* [Records provided]:
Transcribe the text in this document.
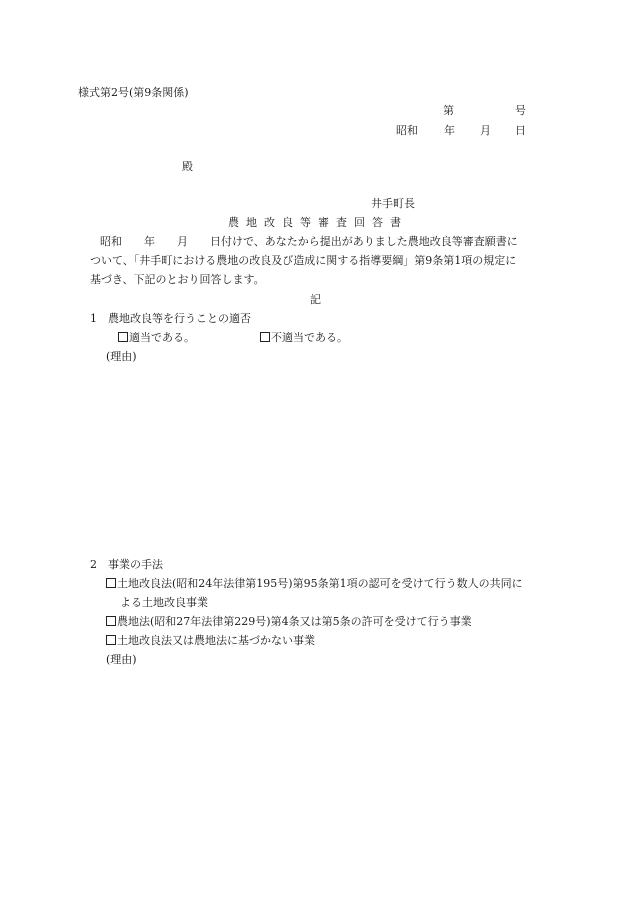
様式第2号(第9条関係)
第	号
昭和 年 月 日
殿
井手町長
農地改良等審査回答書
昭和　　年　　月　　日付けで、あなたから提出がありました農地改良等審査願書に
ついて、「井手町における農地の改良及び造成に関する指導要綱」第9条第1項の規定に
基づき、下記のとおり回答します。
記
1　農地改良等を行うことの適否
適当である。	不適当である。
(理由)
2　事業の手法
土地改良法(昭和24年法律第195号)第95条第1項の認可を受けて行う数人の共同に
よる土地改良事業
農地法(昭和27年法律第229号)第4条又は第5条の許可を受けて行う事業
土地改良法又は農地法に基づかない事業
(理由)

* [Your task]:
Copy all the lines of data exactly as they appear, dropping any images.

* [The response]:
Transcribe the text in this document.
様式第2号(第9条関係)
第	号
昭和 年 月 日
殿
井手町長
農地改良等審査回答書
昭和　　年　　月　　日付けで、あなたから提出がありました農地改良等審査願書に
ついて、「井手町における農地の改良及び造成に関する指導要綱」第9条第1項の規定に
基づき、下記のとおり回答します。
記
1　農地改良等を行うことの適否
適当である。	不適当である。
(理由)
2　事業の手法
土地改良法(昭和24年法律第195号)第95条第1項の認可を受けて行う数人の共同に
よる土地改良事業
農地法(昭和27年法律第229号)第4条又は第5条の許可を受けて行う事業
土地改良法又は農地法に基づかない事業
(理由)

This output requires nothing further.